__Goal of the exercise__.
Which lines contain the string "profectò"? Please list every one of them.

· · ·

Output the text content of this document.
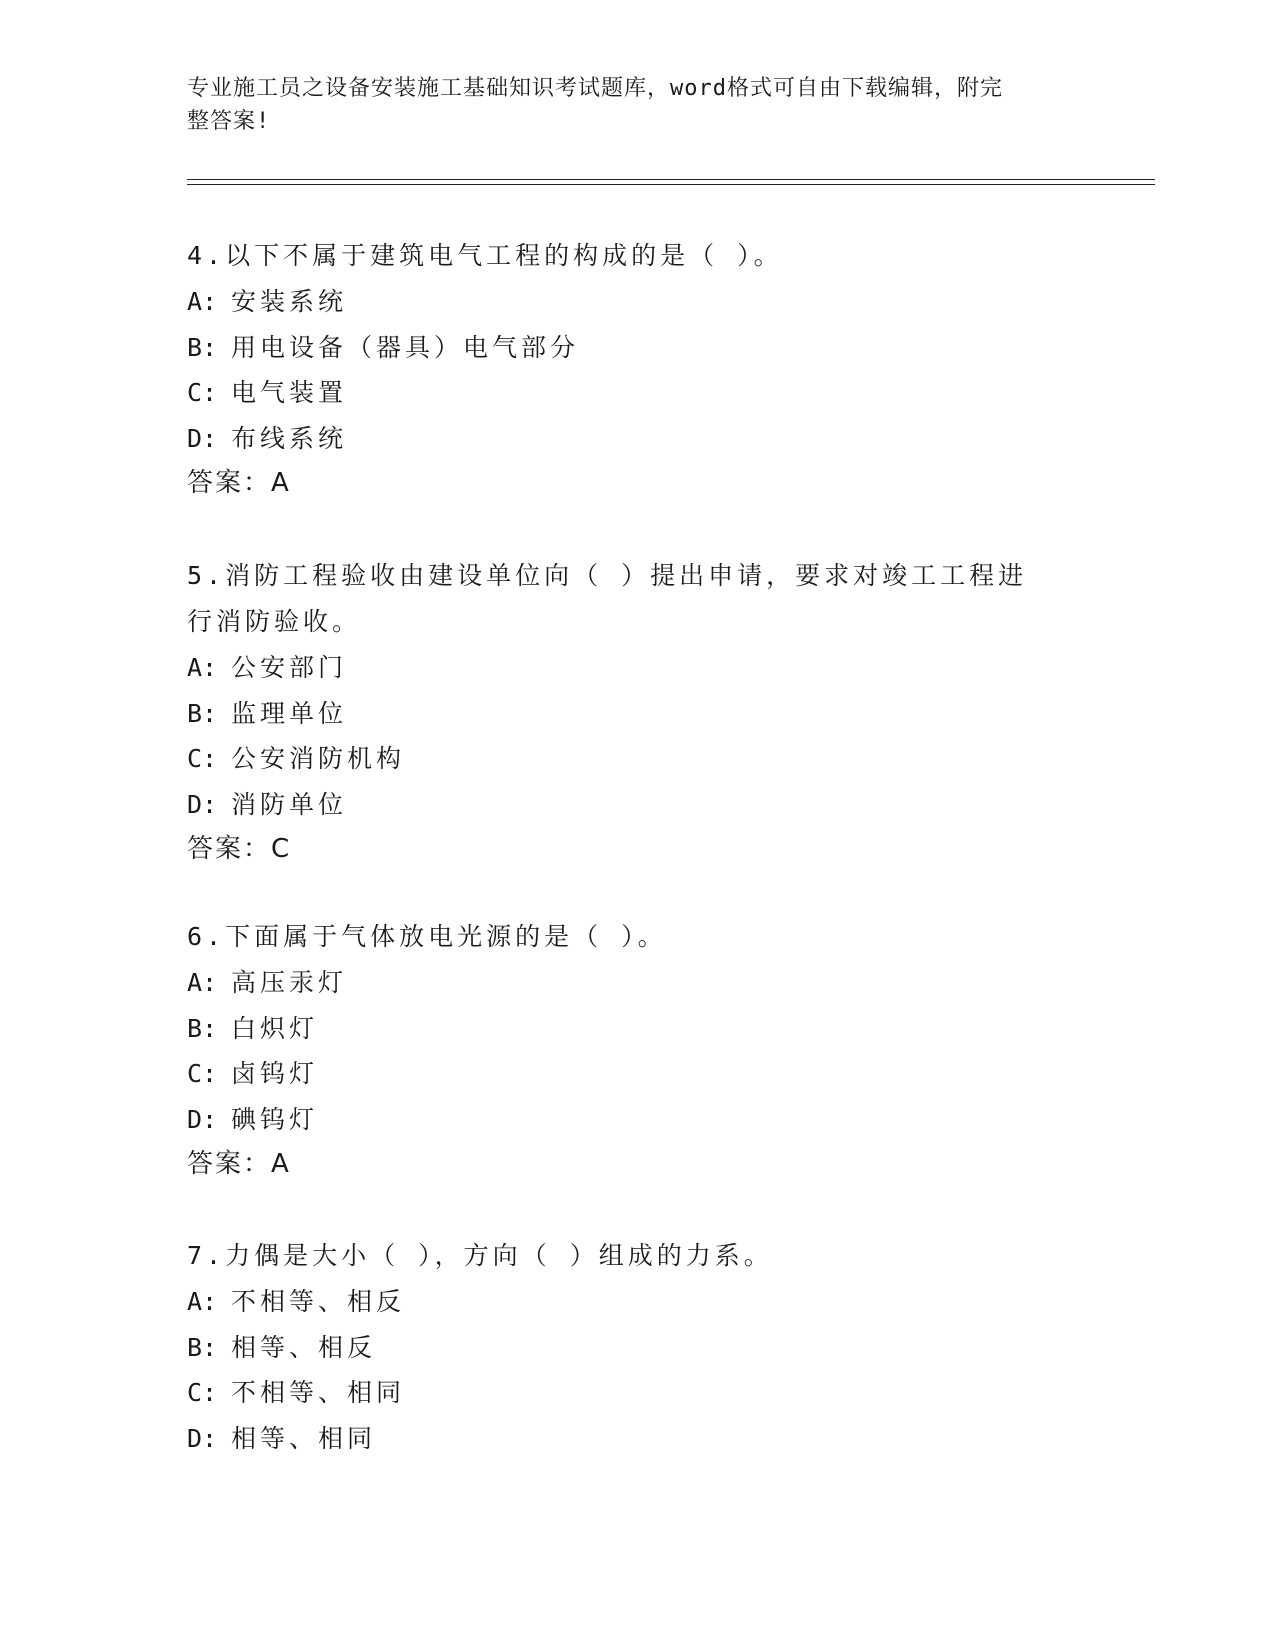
专业施工员之设备安装施工基础知识考试题库，word格式可自由下载编辑，附完
整答案!
4.以下不属于建筑电气工程的构成的是（ ）。
A: 安装系统
B: 用电设备（器具）电气部分
C: 电气装置
D: 布线系统
答案：A
5.消防工程验收由建设单位向（ ）提出申请，要求对竣工工程进行消防验收。
A: 公安部门
B: 监理单位
C: 公安消防机构
D: 消防单位
答案：C
6.下面属于气体放电光源的是（ ）。
A: 高压汞灯
B: 白炽灯
C: 卤钨灯
D: 碘钨灯
答案：A
7.力偶是大小（ ），方向（ ）组成的力系。
A: 不相等、相反
B: 相等、相反
C: 不相等、相同
D: 相等、相同
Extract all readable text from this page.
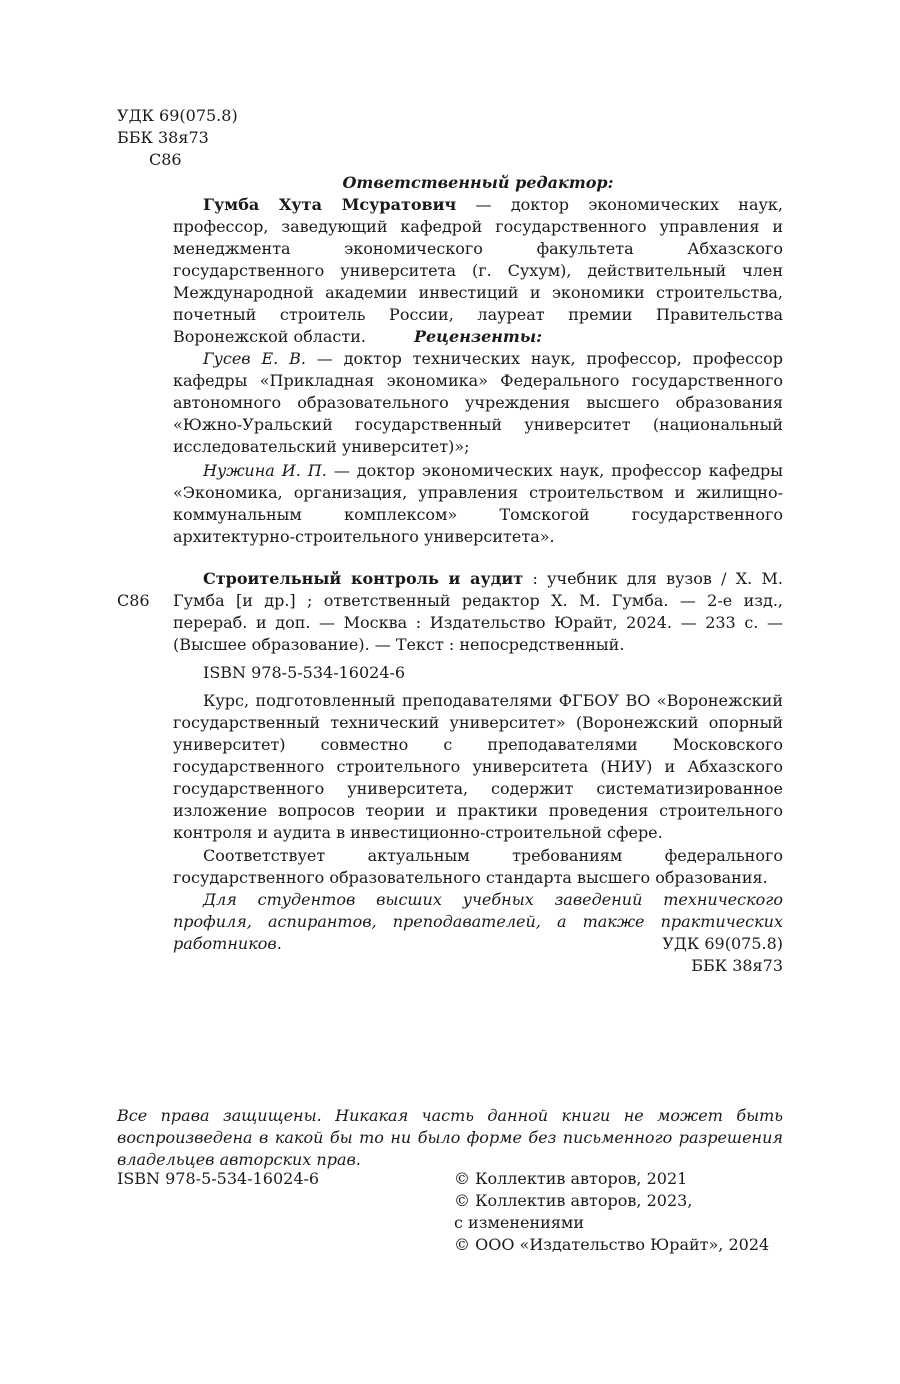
УДК 69(075.8)
ББК 38я73
С86
Ответственный редактор:
Гумба Хута Мсуратович — доктор экономических наук, профессор, заведующий кафедрой государственного управления и менеджмента экономического факультета Абхазского государственного университета (г. Сухум), действительный член Международной академии инвестиций и экономики строительства, почетный строитель России, лауреат премии Правительства Воронежской области.	Рецензенты:
Гусев Е. В. — доктор технических наук, профессор, профессор кафедры «Прикладная экономика» Федерального государственного автономного образовательного учреждения высшего образования «Южно-Уральский государственный университет (национальный исследовательский университет)»;
Нужина И. П. — доктор экономических наук, профессор кафедры «Экономика, организация, управления строительством и жилищно-коммунальным комплексом» Томскогой государственного архитектурно-строительного университета».
С86
Строительный контроль и аудит : учебник для вузов / Х. М. Гумба [и др.] ; ответственный редактор Х. М. Гумба. — 2-е изд., перераб. и доп. — Москва : Издательство Юрайт, 2024. — 233 с. — (Высшее образование). — Текст : непосредственный.
ISBN 978-5-534-16024-6
Курс, подготовленный преподавателями ФГБОУ ВО «Воронежский государственный технический университет» (Воронежский опорный университет) совместно с преподавателями Московского государственного строительного университета (НИУ) и Абхазского государственного университета, содержит систематизированное изложение вопросов теории и практики проведения строительного контроля и аудита в инвестиционно-строительной сфере.
Соответствует актуальным требованиям федерального государственного образовательного стандарта высшего образования.
Для студентов высших учебных заведений технического профиля, аспирантов, преподавателей, а также практических работников.	УДК 69(075.8)
ББК 38я73
Все права защищены. Никакая часть данной книги не может быть воспроизведена в какой бы то ни было форме без письменного разрешения владельцев авторских прав.
ISBN 978-5-534-16024-6	© Коллектив авторов, 2021
© Коллектив авторов, 2023,
с изменениями
© ООО «Издательство Юрайт», 2024
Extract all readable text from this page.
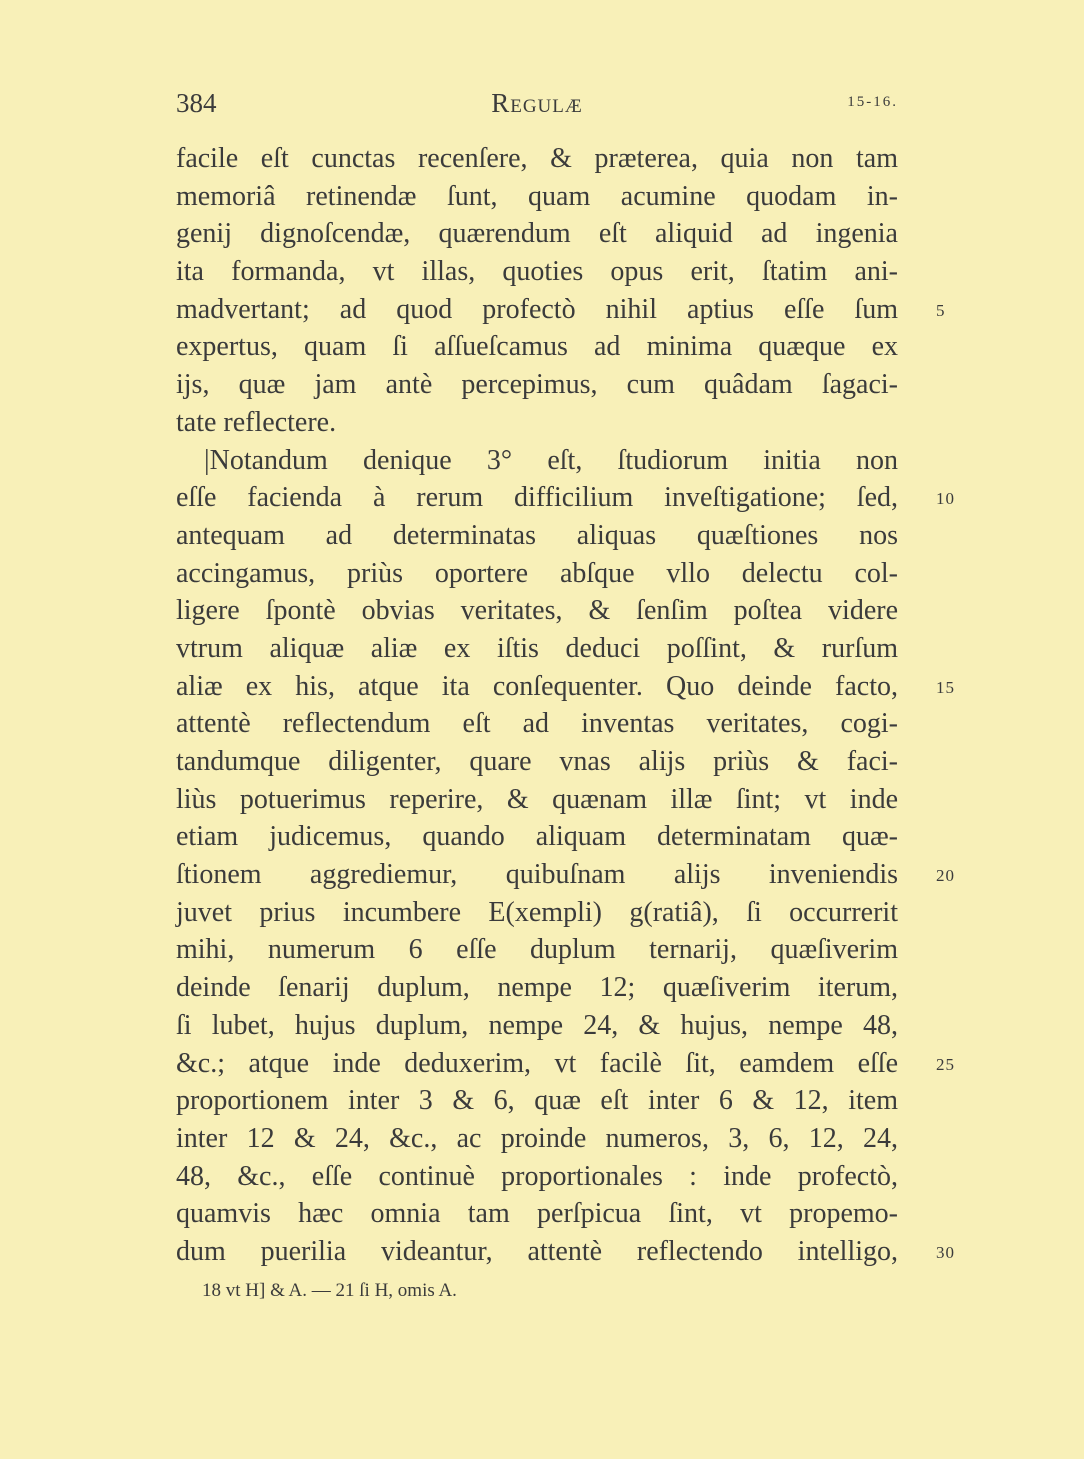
384	Regulæ	15-16.
facile eſt cunctas recenſere, & præterea, quia non tam
memoriâ retinendæ ſunt, quam acumine quodam in-
genij dignoſcendæ, quærendum eſt aliquid ad ingenia
ita formanda, vt illas, quoties opus erit, ſtatim ani-
madvertant; ad quod profectò nihil aptius eſſe ſum 5
expertus, quam ſi aſſueſcamus ad minima quæque ex
ijs, quæ jam antè percepimus, cum quâdam ſagaci-
tate reflectere.
|Notandum denique 3° eſt, ſtudiorum initia non
eſſe facienda à rerum difficilium inveſtigatione; ſed, 10
antequam ad determinatas aliquas quæſtiones nos
accingamus, priùs oportere abſque vllo delectu col-
ligere ſpontè obvias veritates, & ſenſim poſtea videre
vtrum aliquæ aliæ ex iſtis deduci poſſint, & rurſum
aliæ ex his, atque ita conſequenter. Quo deinde facto, 15
attentè reflectendum eſt ad inventas veritates, cogi-
tandumque diligenter, quare vnas alijs priùs & faci-
liùs potuerimus reperire, & quænam illæ ſint; vt inde
etiam judicemus, quando aliquam determinatam quæ-
ſtionem aggrediemur, quibuſnam alijs inveniendis 20
juvet prius incumbere E(xempli) g(ratiâ), ſi occurrerit
mihi, numerum 6 eſſe duplum ternarij, quæſiverim
deinde ſenarij duplum, nempe 12; quæſiverim iterum,
ſi lubet, hujus duplum, nempe 24, & hujus, nempe 48,
&c.; atque inde deduxerim, vt facilè ſit, eamdem eſſe 25
proportionem inter 3 & 6, quæ eſt inter 6 & 12, item
inter 12 & 24, &c., ac proinde numeros, 3, 6, 12, 24,
48, &c., eſſe continuè proportionales : inde profectò,
quamvis hæc omnia tam perſpicua ſint, vt propemo-
dum puerilia videantur, attentè reflectendo intelligo, 30
18 vt H] & A. — 21 ſi H, omis A.
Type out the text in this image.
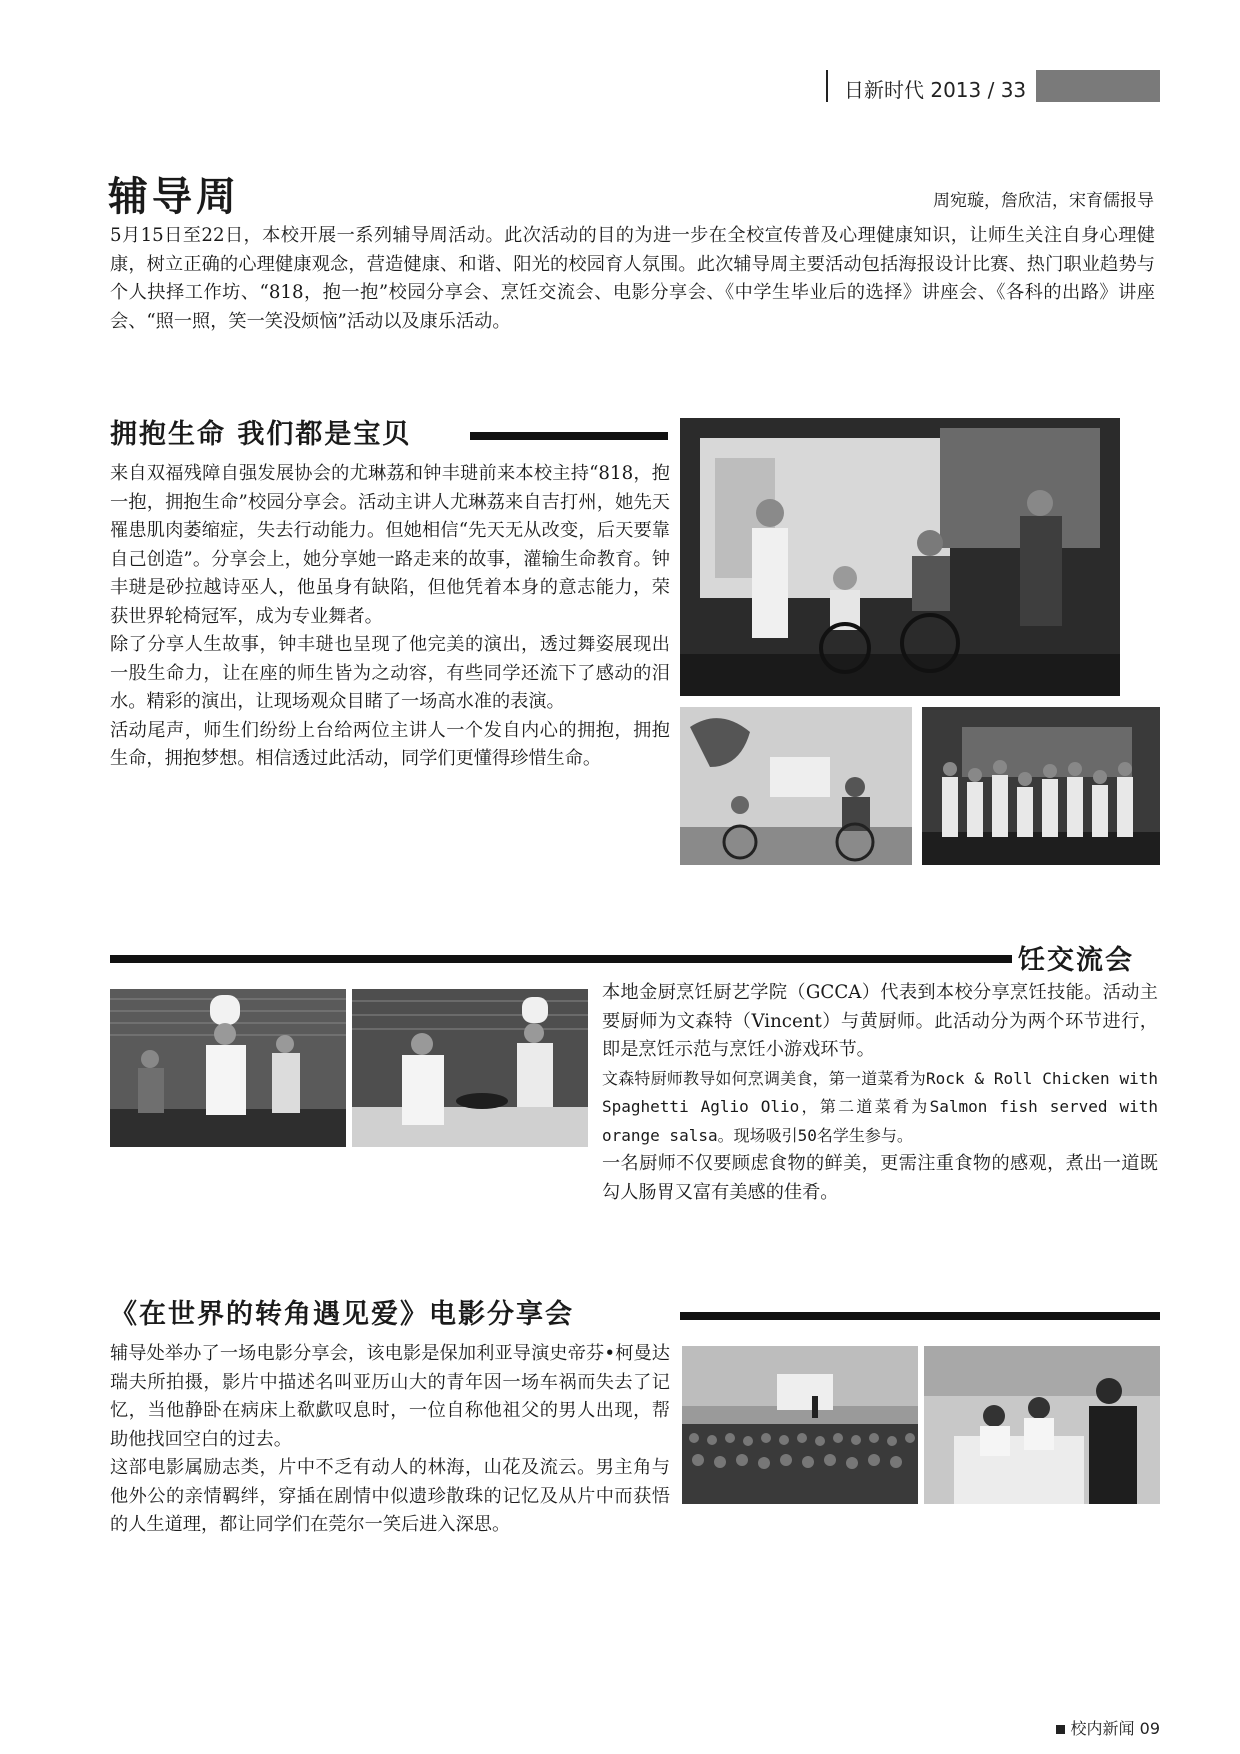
日新时代 2013 / 33
辅导周	周宛璇，詹欣洁，宋育儒报导

5月15日至22日，本校开展一系列辅导周活动。此次活动的目的为进一步在全校宣传普及心理健康知识，让师生关注自身心理健康，树立正确的心理健康观念，营造健康、和谐、阳光的校园育人氛围。此次辅导周主要活动包括海报设计比赛、热门职业趋势与个人抉择工作坊、“818，抱一抱”校园分享会、烹饪交流会、电影分享会、《中学生毕业后的选择》讲座会、《各科的出路》讲座会、“照一照，笑一笑没烦恼”活动以及康乐活动。

拥抱生命 我们都是宝贝

来自双福残障自强发展协会的尤琳荔和钟丰琎前来本校主持“818，抱一抱，拥抱生命”校园分享会。活动主讲人尤琳荔来自吉打州，她先天罹患肌肉萎缩症，失去行动能力。但她相信“先天无从改变，后天要靠自己创造”。分享会上，她分享她一路走来的故事，灌输生命教育。钟丰琎是砂拉越诗巫人，他虽身有缺陷，但他凭着本身的意志能力，荣获世界轮椅冠军，成为专业舞者。

除了分享人生故事，钟丰琎也呈现了他完美的演出，透过舞姿展现出一股生命力，让在座的师生皆为之动容，有些同学还流下了感动的泪水。精彩的演出，让现场观众目睹了一场高水准的表演。

活动尾声，师生们纷纷上台给两位主讲人一个发自内心的拥抱，拥抱生命，拥抱梦想。相信透过此活动，同学们更懂得珍惜生命。

饪交流会

本地金厨烹饪厨艺学院（GCCA）代表到本校分享烹饪技能。活动主要厨师为文森特（Vincent）与黄厨师。此活动分为两个环节进行，即是烹饪示范与烹饪小游戏环节。

文森特厨师教导如何烹调美食，第一道菜肴为Rock & Roll Chicken with Spaghetti Aglio Olio，第二道菜肴为Salmon fish served with orange salsa。现场吸引50名学生参与。

一名厨师不仅要顾虑食物的鲜美，更需注重食物的感观，煮出一道既勾人肠胃又富有美感的佳肴。

《在世界的转角遇见爱》电影分享会

辅导处举办了一场电影分享会，该电影是保加利亚导演史帝芬•柯曼达瑞夫所拍摄，影片中描述名叫亚历山大的青年因一场车祸而失去了记忆，当他静卧在病床上欷歔叹息时，一位自称他祖父的男人出现，帮助他找回空白的过去。

这部电影属励志类，片中不乏有动人的林海，山花及流云。男主角与他外公的亲情羁绊，穿插在剧情中似遗珍散珠的记忆及从片中而获悟的人生道理，都让同学们在莞尔一笑后进入深思。

校内新闻 09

· · ·

__Full response__.
madvertant; ad quod profectò nihil aptius eſſe ſum 5
48, &c., eſſe continuè proportionales : inde profectò,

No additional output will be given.